How many lines of these records hold the string "that"? Reply with the number alone.

◆ **DATA**
----
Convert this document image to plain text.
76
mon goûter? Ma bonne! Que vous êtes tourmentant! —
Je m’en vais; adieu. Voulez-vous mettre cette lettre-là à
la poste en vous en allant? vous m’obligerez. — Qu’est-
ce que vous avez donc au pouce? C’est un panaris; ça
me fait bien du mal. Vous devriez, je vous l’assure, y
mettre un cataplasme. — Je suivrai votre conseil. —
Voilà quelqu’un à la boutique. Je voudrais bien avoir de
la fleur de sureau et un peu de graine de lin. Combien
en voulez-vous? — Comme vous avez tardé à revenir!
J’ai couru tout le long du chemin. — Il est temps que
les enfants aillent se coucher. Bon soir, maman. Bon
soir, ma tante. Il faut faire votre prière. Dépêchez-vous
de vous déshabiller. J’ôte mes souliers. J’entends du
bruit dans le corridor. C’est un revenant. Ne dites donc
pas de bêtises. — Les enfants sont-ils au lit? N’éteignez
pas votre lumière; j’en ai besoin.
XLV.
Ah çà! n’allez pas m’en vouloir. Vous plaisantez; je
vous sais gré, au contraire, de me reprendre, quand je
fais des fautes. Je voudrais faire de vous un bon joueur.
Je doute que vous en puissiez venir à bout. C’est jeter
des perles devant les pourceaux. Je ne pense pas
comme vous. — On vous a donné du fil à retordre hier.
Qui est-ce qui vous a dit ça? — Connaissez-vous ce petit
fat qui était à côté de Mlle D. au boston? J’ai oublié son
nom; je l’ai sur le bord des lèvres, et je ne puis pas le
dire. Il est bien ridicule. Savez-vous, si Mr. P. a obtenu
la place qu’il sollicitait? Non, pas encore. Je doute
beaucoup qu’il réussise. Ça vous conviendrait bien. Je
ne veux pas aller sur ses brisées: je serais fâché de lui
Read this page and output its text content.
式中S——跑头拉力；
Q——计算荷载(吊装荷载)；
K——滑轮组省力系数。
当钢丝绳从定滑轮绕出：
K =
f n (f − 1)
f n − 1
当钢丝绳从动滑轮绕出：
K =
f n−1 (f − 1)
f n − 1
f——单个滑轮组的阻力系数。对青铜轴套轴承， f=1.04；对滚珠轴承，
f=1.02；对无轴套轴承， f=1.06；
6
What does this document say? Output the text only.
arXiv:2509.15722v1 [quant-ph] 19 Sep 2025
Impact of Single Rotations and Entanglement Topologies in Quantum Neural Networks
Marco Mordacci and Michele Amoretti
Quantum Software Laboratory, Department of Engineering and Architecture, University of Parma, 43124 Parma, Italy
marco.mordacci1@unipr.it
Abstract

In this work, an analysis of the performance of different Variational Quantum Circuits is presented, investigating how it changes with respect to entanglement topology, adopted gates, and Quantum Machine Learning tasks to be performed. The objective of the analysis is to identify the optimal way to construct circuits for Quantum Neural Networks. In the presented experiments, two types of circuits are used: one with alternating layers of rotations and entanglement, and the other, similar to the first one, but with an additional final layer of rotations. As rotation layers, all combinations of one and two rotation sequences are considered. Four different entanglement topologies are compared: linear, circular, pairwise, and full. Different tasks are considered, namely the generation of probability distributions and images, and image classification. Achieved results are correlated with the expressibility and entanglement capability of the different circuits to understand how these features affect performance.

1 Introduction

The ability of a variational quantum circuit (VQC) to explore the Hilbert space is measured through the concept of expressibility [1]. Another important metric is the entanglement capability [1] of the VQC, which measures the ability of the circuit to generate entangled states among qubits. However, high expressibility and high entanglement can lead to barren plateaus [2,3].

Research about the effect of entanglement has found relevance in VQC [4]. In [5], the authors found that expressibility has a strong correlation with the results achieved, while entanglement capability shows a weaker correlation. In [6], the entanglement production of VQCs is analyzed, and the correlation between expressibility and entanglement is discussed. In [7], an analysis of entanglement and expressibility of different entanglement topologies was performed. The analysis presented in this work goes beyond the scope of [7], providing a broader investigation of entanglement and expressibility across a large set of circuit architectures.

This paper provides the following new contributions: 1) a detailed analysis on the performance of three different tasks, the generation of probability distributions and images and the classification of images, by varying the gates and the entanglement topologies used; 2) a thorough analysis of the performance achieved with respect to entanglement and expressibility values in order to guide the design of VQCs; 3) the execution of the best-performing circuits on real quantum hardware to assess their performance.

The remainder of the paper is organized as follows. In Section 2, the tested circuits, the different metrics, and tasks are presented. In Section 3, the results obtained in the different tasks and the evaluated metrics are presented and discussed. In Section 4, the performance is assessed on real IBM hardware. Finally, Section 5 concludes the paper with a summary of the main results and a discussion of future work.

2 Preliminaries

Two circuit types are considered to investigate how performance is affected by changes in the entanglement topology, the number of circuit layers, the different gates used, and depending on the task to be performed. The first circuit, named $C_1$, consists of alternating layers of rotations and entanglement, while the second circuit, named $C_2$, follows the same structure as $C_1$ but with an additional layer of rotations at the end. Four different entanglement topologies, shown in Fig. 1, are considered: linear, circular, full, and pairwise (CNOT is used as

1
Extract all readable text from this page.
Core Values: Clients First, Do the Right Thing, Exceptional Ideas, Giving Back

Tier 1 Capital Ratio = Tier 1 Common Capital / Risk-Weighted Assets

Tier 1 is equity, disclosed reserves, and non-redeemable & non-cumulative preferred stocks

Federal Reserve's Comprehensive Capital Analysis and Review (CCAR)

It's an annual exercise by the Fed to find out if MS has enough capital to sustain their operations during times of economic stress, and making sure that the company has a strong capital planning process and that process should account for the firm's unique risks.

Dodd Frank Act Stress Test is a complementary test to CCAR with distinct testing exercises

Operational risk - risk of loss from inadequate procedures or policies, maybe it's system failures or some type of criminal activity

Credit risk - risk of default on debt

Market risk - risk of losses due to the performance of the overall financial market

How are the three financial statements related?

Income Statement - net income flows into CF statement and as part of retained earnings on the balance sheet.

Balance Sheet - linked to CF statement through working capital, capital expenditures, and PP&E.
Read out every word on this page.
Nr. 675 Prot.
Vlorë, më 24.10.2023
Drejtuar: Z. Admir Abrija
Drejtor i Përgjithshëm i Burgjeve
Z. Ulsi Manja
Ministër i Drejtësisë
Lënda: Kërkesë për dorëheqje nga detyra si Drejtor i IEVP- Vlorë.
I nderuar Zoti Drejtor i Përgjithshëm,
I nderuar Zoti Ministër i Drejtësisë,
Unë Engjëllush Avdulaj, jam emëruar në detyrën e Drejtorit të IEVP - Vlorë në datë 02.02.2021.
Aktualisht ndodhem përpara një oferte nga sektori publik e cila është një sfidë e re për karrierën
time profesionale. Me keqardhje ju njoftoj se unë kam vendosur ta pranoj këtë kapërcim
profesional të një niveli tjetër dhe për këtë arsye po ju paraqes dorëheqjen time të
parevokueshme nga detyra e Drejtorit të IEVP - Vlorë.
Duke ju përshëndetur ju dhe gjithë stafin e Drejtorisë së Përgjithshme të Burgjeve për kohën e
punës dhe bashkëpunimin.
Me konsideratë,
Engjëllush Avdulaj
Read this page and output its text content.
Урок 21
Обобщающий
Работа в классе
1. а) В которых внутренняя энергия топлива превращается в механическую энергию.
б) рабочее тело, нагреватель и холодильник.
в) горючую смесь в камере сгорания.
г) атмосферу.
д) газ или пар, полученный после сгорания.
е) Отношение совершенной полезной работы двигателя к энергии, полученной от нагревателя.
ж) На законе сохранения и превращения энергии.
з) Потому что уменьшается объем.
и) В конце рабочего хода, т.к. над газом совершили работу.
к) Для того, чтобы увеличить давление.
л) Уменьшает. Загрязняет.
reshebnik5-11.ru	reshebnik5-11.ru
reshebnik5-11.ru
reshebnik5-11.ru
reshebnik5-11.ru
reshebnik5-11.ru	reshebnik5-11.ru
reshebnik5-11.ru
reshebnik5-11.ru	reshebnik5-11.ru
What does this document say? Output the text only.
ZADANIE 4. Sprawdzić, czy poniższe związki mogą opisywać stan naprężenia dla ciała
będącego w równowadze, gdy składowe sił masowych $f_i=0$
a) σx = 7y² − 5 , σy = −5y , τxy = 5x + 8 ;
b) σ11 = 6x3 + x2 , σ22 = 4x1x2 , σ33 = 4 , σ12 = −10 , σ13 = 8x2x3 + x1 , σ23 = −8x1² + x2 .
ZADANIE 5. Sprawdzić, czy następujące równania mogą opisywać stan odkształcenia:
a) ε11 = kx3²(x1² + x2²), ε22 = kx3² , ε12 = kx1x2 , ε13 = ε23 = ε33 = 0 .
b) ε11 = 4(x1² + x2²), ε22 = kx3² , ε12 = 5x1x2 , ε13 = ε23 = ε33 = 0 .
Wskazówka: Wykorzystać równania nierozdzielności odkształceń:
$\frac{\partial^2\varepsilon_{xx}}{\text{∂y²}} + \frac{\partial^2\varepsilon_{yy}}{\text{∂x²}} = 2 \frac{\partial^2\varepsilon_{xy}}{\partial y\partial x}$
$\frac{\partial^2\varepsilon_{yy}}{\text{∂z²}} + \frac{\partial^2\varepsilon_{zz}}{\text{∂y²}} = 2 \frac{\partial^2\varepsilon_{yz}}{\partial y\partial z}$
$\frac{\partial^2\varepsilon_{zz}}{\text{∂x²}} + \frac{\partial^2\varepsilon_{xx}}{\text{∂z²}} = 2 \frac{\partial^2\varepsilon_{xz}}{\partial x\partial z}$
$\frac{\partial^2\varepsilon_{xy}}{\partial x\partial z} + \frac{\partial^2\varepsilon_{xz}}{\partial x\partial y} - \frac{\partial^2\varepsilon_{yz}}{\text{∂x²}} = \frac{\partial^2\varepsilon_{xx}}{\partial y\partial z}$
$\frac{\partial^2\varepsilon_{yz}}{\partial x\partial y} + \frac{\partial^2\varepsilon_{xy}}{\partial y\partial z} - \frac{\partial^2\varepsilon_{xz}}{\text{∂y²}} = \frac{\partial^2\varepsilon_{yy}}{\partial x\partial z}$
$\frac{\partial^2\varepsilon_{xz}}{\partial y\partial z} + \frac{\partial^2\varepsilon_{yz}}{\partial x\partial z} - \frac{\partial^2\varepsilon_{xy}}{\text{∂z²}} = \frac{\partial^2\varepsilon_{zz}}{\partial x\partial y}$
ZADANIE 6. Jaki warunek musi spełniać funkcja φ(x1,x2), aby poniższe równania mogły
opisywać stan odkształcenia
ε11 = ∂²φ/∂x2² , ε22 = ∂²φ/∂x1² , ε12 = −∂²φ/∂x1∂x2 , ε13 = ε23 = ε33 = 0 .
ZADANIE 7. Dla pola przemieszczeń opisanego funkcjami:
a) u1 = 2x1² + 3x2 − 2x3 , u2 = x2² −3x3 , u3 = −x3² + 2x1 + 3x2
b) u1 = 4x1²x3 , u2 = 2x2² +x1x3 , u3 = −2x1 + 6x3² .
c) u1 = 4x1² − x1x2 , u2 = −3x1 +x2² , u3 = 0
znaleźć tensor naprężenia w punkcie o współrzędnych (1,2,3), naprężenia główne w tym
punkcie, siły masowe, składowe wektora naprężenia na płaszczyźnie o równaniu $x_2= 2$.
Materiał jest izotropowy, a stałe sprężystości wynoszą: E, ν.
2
----
◆ **TASK OUTPUT**
2